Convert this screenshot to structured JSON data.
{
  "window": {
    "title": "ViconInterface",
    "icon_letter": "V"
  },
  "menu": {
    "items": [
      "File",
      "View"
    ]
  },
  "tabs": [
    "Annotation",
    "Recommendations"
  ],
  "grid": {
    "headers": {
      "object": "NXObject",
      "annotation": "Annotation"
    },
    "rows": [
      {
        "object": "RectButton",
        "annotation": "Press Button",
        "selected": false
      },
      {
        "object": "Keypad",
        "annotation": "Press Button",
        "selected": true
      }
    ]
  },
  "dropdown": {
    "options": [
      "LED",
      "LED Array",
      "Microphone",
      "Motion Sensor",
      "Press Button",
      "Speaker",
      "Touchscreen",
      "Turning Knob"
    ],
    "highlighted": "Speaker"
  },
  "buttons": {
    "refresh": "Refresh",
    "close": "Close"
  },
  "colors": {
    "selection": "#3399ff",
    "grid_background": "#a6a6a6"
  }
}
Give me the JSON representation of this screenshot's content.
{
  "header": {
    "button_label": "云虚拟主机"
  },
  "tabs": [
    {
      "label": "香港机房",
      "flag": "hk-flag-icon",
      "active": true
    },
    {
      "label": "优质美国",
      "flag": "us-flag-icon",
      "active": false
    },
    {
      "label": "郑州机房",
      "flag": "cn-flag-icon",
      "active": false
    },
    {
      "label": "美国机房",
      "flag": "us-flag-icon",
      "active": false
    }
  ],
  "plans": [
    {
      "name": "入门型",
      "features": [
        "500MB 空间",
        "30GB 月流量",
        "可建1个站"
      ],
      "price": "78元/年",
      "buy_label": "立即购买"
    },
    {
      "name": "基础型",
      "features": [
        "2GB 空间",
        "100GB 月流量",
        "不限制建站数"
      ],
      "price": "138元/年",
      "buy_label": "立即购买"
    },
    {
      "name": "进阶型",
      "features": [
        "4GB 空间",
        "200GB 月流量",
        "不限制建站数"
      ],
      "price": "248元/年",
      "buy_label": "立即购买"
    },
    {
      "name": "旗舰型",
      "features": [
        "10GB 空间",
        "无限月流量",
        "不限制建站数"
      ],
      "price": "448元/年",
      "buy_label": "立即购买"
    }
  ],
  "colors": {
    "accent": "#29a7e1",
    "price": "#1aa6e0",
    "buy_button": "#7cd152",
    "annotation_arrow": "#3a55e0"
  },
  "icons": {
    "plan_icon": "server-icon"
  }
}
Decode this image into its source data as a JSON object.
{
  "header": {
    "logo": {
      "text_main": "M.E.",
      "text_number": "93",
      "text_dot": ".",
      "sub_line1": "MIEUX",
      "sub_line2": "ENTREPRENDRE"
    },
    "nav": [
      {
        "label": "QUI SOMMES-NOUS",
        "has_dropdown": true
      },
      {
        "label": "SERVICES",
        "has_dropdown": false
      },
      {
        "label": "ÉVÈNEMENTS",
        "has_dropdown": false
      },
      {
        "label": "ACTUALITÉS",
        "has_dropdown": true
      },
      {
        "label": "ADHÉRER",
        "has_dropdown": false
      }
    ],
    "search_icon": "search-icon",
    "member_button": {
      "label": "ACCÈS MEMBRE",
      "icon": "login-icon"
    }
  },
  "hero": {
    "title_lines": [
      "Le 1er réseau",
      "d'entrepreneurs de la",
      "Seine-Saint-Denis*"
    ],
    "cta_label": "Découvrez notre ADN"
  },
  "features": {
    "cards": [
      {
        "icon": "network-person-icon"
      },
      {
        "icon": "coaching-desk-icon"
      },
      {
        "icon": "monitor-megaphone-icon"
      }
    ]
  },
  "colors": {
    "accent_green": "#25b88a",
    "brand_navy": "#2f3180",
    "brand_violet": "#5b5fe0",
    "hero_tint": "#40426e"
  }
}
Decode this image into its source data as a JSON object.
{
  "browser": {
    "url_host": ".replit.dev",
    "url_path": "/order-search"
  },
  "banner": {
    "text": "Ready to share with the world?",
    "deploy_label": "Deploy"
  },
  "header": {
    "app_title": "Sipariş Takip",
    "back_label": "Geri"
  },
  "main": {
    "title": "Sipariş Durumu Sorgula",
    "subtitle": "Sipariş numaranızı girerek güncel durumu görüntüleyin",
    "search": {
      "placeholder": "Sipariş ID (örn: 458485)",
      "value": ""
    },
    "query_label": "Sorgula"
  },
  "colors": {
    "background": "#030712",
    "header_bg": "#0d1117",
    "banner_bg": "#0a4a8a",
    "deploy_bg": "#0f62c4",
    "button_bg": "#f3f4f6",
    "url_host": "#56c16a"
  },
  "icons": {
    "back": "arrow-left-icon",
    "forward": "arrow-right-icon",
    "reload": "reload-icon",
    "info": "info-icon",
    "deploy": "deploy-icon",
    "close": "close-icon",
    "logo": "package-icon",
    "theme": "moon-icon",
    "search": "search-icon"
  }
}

────────────────────────────────────────

> Problem
Copy and report every line where the word "true" is present.

> Correct response
        "selected": true
      "active": true
        "has_dropdown": true
        "has_dropdown": true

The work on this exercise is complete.